** begin Materials provided **

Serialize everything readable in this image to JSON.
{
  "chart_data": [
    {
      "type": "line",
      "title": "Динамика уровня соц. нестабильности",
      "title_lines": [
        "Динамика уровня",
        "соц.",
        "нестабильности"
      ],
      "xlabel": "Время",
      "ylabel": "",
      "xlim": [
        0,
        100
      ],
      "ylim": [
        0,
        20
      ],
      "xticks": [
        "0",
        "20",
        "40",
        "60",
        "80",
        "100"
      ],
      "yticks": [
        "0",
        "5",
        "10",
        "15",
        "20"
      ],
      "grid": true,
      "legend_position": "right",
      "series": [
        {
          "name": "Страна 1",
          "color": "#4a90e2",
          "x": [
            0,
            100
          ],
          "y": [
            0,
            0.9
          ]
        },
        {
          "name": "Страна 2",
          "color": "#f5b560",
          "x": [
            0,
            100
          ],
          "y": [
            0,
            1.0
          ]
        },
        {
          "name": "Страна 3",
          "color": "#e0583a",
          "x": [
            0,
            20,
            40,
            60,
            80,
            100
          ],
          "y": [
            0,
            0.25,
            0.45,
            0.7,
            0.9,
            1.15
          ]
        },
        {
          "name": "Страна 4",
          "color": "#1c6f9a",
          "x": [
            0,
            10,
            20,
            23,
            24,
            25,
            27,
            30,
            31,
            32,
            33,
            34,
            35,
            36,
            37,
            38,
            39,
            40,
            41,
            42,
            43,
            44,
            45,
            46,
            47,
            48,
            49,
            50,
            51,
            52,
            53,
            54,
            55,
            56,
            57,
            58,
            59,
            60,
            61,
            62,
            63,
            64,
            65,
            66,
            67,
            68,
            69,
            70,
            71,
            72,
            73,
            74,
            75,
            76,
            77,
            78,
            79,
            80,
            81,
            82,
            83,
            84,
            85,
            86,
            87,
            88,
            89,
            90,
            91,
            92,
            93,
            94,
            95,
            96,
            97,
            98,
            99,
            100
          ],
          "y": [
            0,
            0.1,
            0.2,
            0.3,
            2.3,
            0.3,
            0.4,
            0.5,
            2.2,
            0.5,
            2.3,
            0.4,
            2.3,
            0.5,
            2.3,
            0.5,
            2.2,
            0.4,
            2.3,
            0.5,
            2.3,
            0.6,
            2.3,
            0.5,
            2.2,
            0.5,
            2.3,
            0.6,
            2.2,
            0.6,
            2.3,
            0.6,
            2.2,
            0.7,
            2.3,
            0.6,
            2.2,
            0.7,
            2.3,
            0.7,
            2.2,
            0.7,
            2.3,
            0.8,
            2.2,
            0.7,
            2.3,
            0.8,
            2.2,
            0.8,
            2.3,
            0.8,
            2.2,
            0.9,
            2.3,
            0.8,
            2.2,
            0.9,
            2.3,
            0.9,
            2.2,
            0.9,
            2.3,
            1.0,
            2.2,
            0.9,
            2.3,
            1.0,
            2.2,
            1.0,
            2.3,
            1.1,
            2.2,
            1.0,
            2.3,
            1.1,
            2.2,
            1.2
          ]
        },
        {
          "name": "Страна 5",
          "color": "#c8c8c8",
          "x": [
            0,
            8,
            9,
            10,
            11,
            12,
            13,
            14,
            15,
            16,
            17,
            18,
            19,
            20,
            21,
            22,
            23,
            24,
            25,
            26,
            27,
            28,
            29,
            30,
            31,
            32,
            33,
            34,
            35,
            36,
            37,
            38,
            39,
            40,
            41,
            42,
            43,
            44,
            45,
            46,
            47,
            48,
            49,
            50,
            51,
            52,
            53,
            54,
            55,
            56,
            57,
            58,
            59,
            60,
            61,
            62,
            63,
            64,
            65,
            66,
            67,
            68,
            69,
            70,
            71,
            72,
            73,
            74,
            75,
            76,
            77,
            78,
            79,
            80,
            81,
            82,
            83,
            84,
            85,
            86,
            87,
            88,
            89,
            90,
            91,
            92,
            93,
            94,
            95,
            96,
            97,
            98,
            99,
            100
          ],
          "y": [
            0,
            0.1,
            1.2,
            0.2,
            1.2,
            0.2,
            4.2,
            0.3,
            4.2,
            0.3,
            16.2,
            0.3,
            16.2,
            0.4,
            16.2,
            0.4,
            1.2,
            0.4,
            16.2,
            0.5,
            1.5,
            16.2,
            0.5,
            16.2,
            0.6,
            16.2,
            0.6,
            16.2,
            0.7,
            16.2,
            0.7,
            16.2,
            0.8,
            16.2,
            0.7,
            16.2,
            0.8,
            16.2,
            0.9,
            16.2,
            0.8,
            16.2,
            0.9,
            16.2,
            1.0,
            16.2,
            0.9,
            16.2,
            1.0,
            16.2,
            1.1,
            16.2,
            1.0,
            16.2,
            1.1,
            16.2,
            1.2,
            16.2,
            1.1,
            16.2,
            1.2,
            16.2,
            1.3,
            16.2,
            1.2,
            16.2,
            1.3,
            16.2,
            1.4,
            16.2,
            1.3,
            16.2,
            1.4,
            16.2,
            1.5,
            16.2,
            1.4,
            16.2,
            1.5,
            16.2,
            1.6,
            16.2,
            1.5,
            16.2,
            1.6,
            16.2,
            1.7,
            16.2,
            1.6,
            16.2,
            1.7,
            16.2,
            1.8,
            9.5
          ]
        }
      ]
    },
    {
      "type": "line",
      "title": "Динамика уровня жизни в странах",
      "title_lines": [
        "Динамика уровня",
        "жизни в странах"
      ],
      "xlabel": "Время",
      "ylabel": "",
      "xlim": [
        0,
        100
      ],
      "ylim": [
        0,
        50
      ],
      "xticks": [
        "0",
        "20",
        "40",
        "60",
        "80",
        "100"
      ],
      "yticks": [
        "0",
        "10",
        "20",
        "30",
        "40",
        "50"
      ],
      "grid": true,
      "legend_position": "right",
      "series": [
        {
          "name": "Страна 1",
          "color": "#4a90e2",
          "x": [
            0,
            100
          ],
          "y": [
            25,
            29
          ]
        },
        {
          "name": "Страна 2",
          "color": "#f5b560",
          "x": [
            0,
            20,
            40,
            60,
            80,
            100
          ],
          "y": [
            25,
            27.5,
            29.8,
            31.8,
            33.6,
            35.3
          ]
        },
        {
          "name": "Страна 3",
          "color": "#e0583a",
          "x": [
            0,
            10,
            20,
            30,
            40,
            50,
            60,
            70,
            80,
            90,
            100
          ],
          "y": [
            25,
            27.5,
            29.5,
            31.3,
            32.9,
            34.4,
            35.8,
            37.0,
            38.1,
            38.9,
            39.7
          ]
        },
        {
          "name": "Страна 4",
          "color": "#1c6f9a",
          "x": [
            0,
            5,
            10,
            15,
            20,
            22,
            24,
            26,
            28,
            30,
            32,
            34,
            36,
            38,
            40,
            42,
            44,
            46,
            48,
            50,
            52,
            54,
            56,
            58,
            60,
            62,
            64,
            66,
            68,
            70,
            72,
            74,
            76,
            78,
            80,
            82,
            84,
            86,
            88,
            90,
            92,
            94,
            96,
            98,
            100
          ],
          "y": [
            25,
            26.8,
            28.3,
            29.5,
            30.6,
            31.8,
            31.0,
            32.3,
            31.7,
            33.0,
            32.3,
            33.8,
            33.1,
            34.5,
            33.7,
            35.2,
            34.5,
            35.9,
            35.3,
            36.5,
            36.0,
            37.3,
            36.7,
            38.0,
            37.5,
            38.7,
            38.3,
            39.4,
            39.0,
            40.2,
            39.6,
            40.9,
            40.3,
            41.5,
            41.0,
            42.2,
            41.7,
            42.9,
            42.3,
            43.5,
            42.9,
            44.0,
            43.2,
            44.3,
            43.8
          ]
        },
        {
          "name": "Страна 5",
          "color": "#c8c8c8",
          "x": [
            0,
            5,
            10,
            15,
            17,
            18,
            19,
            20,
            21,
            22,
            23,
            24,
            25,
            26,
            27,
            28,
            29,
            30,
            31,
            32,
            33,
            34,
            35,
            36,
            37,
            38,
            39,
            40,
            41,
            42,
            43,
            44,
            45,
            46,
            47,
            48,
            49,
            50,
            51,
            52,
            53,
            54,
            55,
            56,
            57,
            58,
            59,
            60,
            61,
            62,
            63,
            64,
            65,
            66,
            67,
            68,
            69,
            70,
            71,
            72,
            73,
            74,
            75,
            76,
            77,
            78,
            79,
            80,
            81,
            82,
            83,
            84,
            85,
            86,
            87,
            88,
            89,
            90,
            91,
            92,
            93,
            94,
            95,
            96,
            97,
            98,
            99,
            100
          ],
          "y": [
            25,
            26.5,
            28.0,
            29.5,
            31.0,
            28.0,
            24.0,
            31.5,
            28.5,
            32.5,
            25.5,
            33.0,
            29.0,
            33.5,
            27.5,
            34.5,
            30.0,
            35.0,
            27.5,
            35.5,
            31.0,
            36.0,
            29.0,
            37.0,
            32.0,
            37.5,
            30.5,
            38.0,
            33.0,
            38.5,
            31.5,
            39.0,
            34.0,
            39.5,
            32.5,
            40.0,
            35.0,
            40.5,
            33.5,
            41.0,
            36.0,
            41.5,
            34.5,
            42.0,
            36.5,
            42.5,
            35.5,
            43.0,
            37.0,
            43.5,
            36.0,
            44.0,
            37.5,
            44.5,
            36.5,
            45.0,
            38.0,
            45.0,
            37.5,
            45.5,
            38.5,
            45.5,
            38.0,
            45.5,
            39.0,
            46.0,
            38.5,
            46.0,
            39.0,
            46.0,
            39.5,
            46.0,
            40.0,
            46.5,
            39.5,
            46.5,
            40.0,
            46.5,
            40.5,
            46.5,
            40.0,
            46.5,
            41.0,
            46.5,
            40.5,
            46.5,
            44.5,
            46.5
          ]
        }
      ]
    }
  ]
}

** end Materials provided **

— Task instructions —
From the records above, pull out each line that has "странах".

— Exercise answer —
      "title": "Динамика уровня жизни в странах",
        "жизни в странах"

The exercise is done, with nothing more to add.